→ **Source extract**:
- - - - - - -
McLIN BY AND THROUGH HARVEY v. City of Chicago, 89 C 9253.

Decision Date18 July 1990
Docket NumberNo. 89 C 9253.,89 C 9253.
Citation742 F. Supp. 994
PartiesCalvin McLIN, By and Through his guardians and next of kin Reverend and Mrs. HARVEY; and Joseph Weaver, By and Through his guardian and next of kin Dorothy Reese, Plaintiffs, v. CITY OF CHICAGO; Leroy Martin, Superintendent of Police; David Fogel, Administrator, Office of Professional Standards; Kathleen Moore, Chicago Police Officer; James Serio, Chicago Police Officer; Patrick Fitzpatrick; Joseph Johnston; Dan Beyer; Bobby Campbell; James D. McKeowan; David Cobb; John Boyd; Salvador Noceda; and Rigoberto Barajas, Defendants.
CourtU.S. District Court — Northern District of Illinois

Peter J. Schmiedel, People's Law Office, Chicago, Ill., for plaintiffs.

John F. McGuire, Sharon Baldwin, Justin P. Erbacci, Asst. Corp. Counsel, Kelly R. Welsh, Corp. Counsel, Chicago, Ill., for defendants.

MEMORANDUM OPINION AND ORDER

ROVNER, District Judge.

I. INTRODUCTION

Plaintiffs Calvin McLin and Joseph Weaver, both of whom are young black men, allege that they were waiting for a bus when two white members of the Chicago Police Department ordered them into a squad car, drove them around, verbally abused them, and ultimately dropped them off in a neighborhood which the officers knew to be hostile and dangerous for blacks. As a result, McLin and Weaver were allegedly assaulted by a group of white and hispanic civilians. Plaintiffs have now filed this civil rights lawsuit against the white and hispanic civilians; the individual police officers allegedly involved in the incident; Leroy Martin, the Superintendent of Police; David Fogel, the Administrator of the Office of Professional Standards ("OPS") of the Chicago Police Department (the "Department"); and the City of Chicago (the "City"). Pending is a motion to dismiss filed by Martin, Fogel and the City. For the reasons stated below, the motion is granted as to Martin and Fogel but denied as to the City.
- - - - - - -
→ **Aim A**: Can you write out the part of the court opinion starting with "John F. McGuire, Sharon" and going on through "ROVNER, District Judge.", word for word?
- - - - - - -
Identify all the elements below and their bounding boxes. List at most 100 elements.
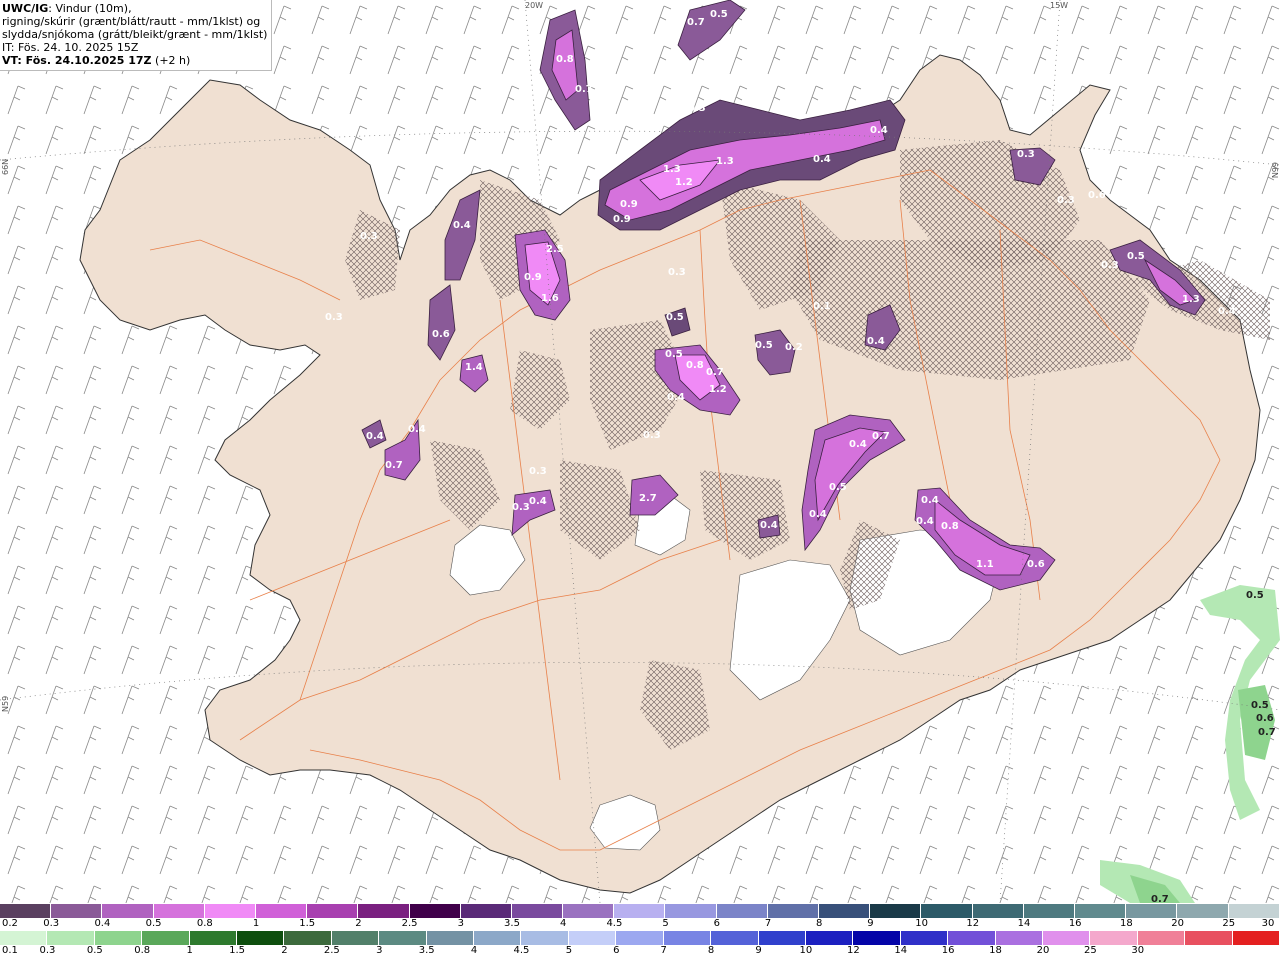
snow-scale-tick-label: 14	[1017, 918, 1031, 929]
precip-label: 2.7	[639, 493, 657, 504]
rain-scale-tick-label: 25	[1083, 945, 1097, 956]
rain-scale-swatch	[1232, 931, 1280, 945]
precip-label: 2.5	[546, 244, 564, 255]
rain-scale-tick-label: 8	[707, 945, 715, 956]
precip-label: 0.3	[688, 103, 706, 114]
precip-label: 0.5	[755, 340, 773, 351]
snow-scale-tick-label: 1	[252, 918, 260, 929]
precip-label: 0.3	[1017, 149, 1035, 160]
rain-scale-swatch	[1042, 931, 1091, 945]
snow-scale-tick-label: 1.5	[299, 918, 316, 929]
snow-scale-swatch	[921, 904, 973, 918]
snow-scale-swatch	[307, 904, 359, 918]
snow-scale-swatch	[563, 904, 615, 918]
title-line-2: rigning/skúrir (grænt/blátt/rautt - mm/1…	[2, 15, 261, 28]
snow-scale-swatch	[767, 904, 819, 918]
precip-label: 0.6	[1088, 190, 1106, 201]
precip-label: 1.4	[465, 362, 483, 373]
snow-scale-swatch	[0, 904, 52, 918]
precip-label: 1.2	[709, 384, 727, 395]
precip-label: 0.7	[1151, 894, 1169, 903]
snow-scale-swatch	[255, 904, 308, 918]
precip-label: 0.4	[667, 392, 685, 403]
title-line-1: UWC/IG: Vindur (10m),	[2, 2, 132, 15]
snow-scale-tick-label: 5	[662, 918, 669, 929]
rain-scale-swatch	[284, 931, 332, 945]
map-title-box: UWC/IG: Vindur (10m), rigning/skúrir (gr…	[0, 0, 273, 71]
snow-scale-swatch	[972, 904, 1024, 918]
precip-label: 0.4	[867, 336, 885, 347]
rain-scale-tick-label: 12	[846, 945, 860, 956]
snow-scale-tick-label: 0.4	[94, 918, 111, 929]
rain-scale-tick-label: 2	[281, 945, 288, 956]
rain-scale-swatch	[47, 931, 95, 945]
snow-scale-swatch	[102, 904, 154, 918]
rain-scale-swatch	[474, 931, 522, 945]
precip-label: 1.2	[675, 177, 693, 188]
snow-scale-swatch	[1177, 904, 1229, 918]
precip-label: 0.4	[870, 125, 888, 136]
rain-scale-swatch	[948, 931, 996, 945]
snow-scale-tick-label: 6	[713, 918, 720, 929]
precip-label: 1.3	[1182, 294, 1200, 305]
snow-scale-swatch	[409, 904, 461, 918]
rain-scale-tick-label: 9	[755, 945, 762, 956]
precip-label: 1.1	[976, 559, 994, 570]
precip-label: 0.5	[1251, 700, 1269, 711]
snow-scale-tick-label: 4.5	[606, 918, 623, 929]
precip-label: 0.7	[872, 431, 890, 442]
rain-scale-tick-label: 1.5	[229, 945, 245, 956]
precip-label: 0.1	[813, 301, 831, 312]
precip-label: 0.3	[325, 312, 343, 323]
precip-label: 0.7	[687, 17, 705, 28]
precip-label: 0.4	[849, 439, 867, 450]
rain-scale-swatch	[331, 931, 380, 945]
precip-label: 0.3	[668, 267, 686, 278]
rain-scale-tick-label: 14	[894, 945, 908, 956]
rain-scale-swatch	[995, 931, 1043, 945]
precip-label: 0.5	[666, 312, 684, 323]
snow-scale-tick-label: 0.2	[2, 918, 18, 929]
snow-scale-swatch	[819, 904, 871, 918]
rain-scale-swatch	[711, 931, 759, 945]
rain-scale-tick-label: 1	[186, 945, 193, 956]
snow-scale-tick-label: 3.5	[504, 918, 520, 929]
precip-label: 0.5	[1246, 590, 1264, 601]
precip-label: 0.5	[1127, 251, 1145, 262]
precip-label: 0.6	[1256, 713, 1274, 724]
rain-scale-tick-label: 2.5	[323, 945, 340, 956]
rain-scale-swatch	[426, 931, 475, 945]
rain-scale-swatch	[853, 931, 901, 945]
snow-scale-tick-label: 30	[1261, 918, 1275, 929]
rain-scale-tick-label: 18	[989, 945, 1002, 956]
weather-map: 20W 15W 66N N59 66N 0.5 0.7 0.8 0.7 0.3 …	[0, 0, 1280, 903]
rain-scale-swatch	[1090, 931, 1138, 945]
precip-label: 0.4	[408, 424, 426, 435]
precip-label: 0.8	[941, 521, 959, 532]
rain-scale-tick-label: 7	[660, 945, 667, 956]
rain-scale-swatch	[1185, 931, 1233, 945]
precip-label: 0.4	[921, 495, 939, 506]
rain-scale-swatch	[616, 931, 664, 945]
precip-label: 0.4	[1218, 306, 1236, 317]
grid-label-66n-left: 66N	[1, 159, 10, 175]
rain-scale-swatch	[758, 931, 806, 945]
precip-label: 0.3	[1101, 260, 1119, 271]
snow-scale-tick-label: 4	[560, 918, 567, 929]
title-line-4: IT: Fös. 24. 10. 2025 15Z	[2, 41, 139, 54]
rain-scale-swatch	[805, 931, 854, 945]
precip-label: 0.7	[385, 460, 403, 471]
precip-label: 0.7	[706, 367, 724, 378]
precip-label: 0.9	[613, 214, 631, 225]
snow-color-scale: 0.2 0.3 0.4 0.5 0.8 1 1.5 2 2.5 3 3.5 4 4.5 5 6 7 8 9 10 12…	[0, 904, 1280, 932]
rain-scale-swatch	[568, 931, 617, 945]
precip-label: 0.7	[1258, 727, 1276, 738]
rain-scale-tick-label: 3.5	[418, 945, 435, 956]
precip-label: 0.3	[512, 502, 530, 513]
precip-label: 0.3	[360, 231, 378, 242]
precip-label: 0.4	[760, 520, 778, 531]
snow-scale-swatch	[153, 904, 205, 918]
rain-scale-tick-label: 4.5	[513, 945, 530, 956]
rain-scale-tick-label: 0.8	[134, 945, 151, 956]
title-line-5: VT: Fös. 24.10.2025 17Z (+2 h)	[2, 54, 191, 67]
- - - - - - -
→ **Aim B**: Could you give back the rows unchanged, starting with the line with "918, 1031, 929]" and going on through the line with "904, 308, 918]"?

→ **Exercise result A**:
John F. McGuire, Sharon Baldwin, Justin P. Erbacci, Asst. Corp. Counsel, Kelly R. Welsh, Corp. Counsel, Chicago, Ill., for defendants.

MEMORANDUM OPINION AND ORDER

ROVNER, District Judge.

→ **Exercise result B**:
snow-scale-tick-label: 14	[1017, 918, 1031, 929]
precip-label: 2.7	[639, 493, 657, 504]
rain-scale-tick-label: 25	[1083, 945, 1097, 956]
rain-scale-swatch	[1232, 931, 1280, 945]
precip-label: 2.5	[546, 244, 564, 255]
rain-scale-tick-label: 8	[707, 945, 715, 956]
precip-label: 0.3	[688, 103, 706, 114]
precip-label: 0.5	[755, 340, 773, 351]
snow-scale-tick-label: 1	[252, 918, 260, 929]
precip-label: 0.3	[1017, 149, 1035, 160]
rain-scale-swatch	[1042, 931, 1091, 945]
snow-scale-tick-label: 1.5	[299, 918, 316, 929]
snow-scale-swatch	[921, 904, 973, 918]
snow-scale-swatch	[307, 904, 359, 918]
snow-scale-swatch	[563, 904, 615, 918]
title-line-2: rigning/skúrir (grænt/blátt/rautt - mm/1…	[2, 15, 261, 28]
snow-scale-swatch	[767, 904, 819, 918]
precip-label: 0.6	[1088, 190, 1106, 201]
precip-label: 1.4	[465, 362, 483, 373]
snow-scale-swatch	[0, 904, 52, 918]
precip-label: 1.2	[709, 384, 727, 395]
precip-label: 0.7	[1151, 894, 1169, 903]
snow-scale-swatch	[255, 904, 308, 918]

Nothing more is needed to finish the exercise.